Which lines hold the word "ylabel"? Show each of them.

(Records from a collection of figures)
——
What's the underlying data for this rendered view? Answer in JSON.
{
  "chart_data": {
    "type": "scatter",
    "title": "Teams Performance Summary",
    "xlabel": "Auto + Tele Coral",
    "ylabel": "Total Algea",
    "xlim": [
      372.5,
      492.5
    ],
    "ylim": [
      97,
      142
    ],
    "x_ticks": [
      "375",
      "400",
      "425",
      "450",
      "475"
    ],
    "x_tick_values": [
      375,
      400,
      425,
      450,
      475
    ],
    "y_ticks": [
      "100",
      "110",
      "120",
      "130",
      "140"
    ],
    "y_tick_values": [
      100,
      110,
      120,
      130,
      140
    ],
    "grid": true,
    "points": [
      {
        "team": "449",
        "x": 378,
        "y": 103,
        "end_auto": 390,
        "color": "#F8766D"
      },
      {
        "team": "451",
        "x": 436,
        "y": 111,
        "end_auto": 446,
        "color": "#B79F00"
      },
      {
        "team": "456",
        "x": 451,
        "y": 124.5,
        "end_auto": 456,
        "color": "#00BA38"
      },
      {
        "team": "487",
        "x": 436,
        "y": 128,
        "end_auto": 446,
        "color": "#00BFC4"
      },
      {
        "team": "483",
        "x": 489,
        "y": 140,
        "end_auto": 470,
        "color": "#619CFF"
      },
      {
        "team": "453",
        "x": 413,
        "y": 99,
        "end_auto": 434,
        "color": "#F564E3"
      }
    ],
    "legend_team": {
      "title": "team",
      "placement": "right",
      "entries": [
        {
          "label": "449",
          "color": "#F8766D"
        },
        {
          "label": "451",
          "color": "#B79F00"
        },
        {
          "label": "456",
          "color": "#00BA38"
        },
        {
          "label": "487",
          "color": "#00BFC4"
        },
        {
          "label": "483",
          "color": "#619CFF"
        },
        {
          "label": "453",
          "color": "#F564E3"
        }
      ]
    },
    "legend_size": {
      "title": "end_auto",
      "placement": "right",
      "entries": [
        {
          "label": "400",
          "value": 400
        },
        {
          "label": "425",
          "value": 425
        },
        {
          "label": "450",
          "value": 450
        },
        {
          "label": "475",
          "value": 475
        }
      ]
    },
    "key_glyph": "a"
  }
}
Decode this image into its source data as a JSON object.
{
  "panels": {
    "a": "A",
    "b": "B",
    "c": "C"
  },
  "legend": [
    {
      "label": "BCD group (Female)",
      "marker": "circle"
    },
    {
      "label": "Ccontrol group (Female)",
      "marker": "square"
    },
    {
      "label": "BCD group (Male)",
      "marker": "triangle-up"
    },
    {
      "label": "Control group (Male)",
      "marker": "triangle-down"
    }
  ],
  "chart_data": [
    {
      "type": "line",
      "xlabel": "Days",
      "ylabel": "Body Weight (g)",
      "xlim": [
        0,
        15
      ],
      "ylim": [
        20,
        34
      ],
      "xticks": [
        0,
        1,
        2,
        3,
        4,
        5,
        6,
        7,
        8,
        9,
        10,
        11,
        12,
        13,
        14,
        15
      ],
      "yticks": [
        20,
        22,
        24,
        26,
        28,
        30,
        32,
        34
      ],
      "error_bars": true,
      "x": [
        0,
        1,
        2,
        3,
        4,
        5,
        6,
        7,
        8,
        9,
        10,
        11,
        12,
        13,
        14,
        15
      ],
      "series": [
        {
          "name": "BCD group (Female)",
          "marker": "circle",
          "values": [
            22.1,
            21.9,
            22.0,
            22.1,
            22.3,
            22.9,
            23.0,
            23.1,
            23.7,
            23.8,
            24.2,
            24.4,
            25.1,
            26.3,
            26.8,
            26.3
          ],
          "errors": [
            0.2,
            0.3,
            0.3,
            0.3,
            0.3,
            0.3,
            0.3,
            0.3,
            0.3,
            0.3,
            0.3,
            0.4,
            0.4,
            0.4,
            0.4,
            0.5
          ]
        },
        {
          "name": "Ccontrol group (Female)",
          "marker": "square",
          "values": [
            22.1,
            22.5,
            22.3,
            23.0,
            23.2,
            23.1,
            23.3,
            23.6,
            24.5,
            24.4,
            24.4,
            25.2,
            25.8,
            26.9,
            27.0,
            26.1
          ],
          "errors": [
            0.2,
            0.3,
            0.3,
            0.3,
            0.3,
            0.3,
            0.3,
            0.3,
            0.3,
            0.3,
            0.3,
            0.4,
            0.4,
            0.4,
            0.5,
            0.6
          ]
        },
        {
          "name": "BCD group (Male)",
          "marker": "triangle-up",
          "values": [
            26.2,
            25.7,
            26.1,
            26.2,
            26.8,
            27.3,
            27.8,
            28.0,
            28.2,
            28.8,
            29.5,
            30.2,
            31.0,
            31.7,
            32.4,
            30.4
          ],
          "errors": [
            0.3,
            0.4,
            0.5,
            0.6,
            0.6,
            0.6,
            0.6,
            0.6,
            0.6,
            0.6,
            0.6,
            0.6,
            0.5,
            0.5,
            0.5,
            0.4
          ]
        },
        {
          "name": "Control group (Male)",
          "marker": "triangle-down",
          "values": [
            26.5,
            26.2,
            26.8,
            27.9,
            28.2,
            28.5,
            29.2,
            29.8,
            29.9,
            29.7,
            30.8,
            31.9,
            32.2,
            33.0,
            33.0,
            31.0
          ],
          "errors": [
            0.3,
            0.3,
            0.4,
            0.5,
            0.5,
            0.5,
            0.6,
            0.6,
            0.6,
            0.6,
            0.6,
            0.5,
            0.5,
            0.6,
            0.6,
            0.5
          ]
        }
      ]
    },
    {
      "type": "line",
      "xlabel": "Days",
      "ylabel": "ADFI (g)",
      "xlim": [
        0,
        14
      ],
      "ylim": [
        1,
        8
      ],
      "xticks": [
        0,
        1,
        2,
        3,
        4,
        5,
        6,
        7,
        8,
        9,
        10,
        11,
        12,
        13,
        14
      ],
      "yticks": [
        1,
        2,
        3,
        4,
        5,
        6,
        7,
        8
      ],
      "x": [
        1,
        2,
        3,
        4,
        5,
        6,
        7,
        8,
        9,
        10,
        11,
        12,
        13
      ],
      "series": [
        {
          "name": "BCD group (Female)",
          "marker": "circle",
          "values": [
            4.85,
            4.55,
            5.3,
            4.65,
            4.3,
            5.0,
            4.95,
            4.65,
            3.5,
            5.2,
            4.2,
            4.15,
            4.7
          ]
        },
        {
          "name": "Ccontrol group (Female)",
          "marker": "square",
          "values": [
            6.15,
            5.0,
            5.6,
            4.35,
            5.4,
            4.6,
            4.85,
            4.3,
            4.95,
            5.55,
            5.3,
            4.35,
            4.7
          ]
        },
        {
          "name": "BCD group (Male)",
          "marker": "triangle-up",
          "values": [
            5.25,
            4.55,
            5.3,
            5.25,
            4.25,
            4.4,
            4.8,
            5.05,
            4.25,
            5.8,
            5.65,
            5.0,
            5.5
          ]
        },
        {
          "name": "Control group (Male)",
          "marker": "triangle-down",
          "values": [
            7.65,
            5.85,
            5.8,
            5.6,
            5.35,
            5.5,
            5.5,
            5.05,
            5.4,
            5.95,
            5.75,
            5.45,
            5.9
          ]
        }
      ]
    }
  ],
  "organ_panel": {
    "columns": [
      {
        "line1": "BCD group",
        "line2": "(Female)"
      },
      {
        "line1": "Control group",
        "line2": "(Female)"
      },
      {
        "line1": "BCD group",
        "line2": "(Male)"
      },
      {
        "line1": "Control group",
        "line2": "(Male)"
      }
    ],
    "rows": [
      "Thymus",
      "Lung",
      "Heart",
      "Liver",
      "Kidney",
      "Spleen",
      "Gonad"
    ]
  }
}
——
Task result
    "ylabel": "Total Algea",
      "ylabel": "Body Weight (g)",
      "ylabel": "ADFI (g)",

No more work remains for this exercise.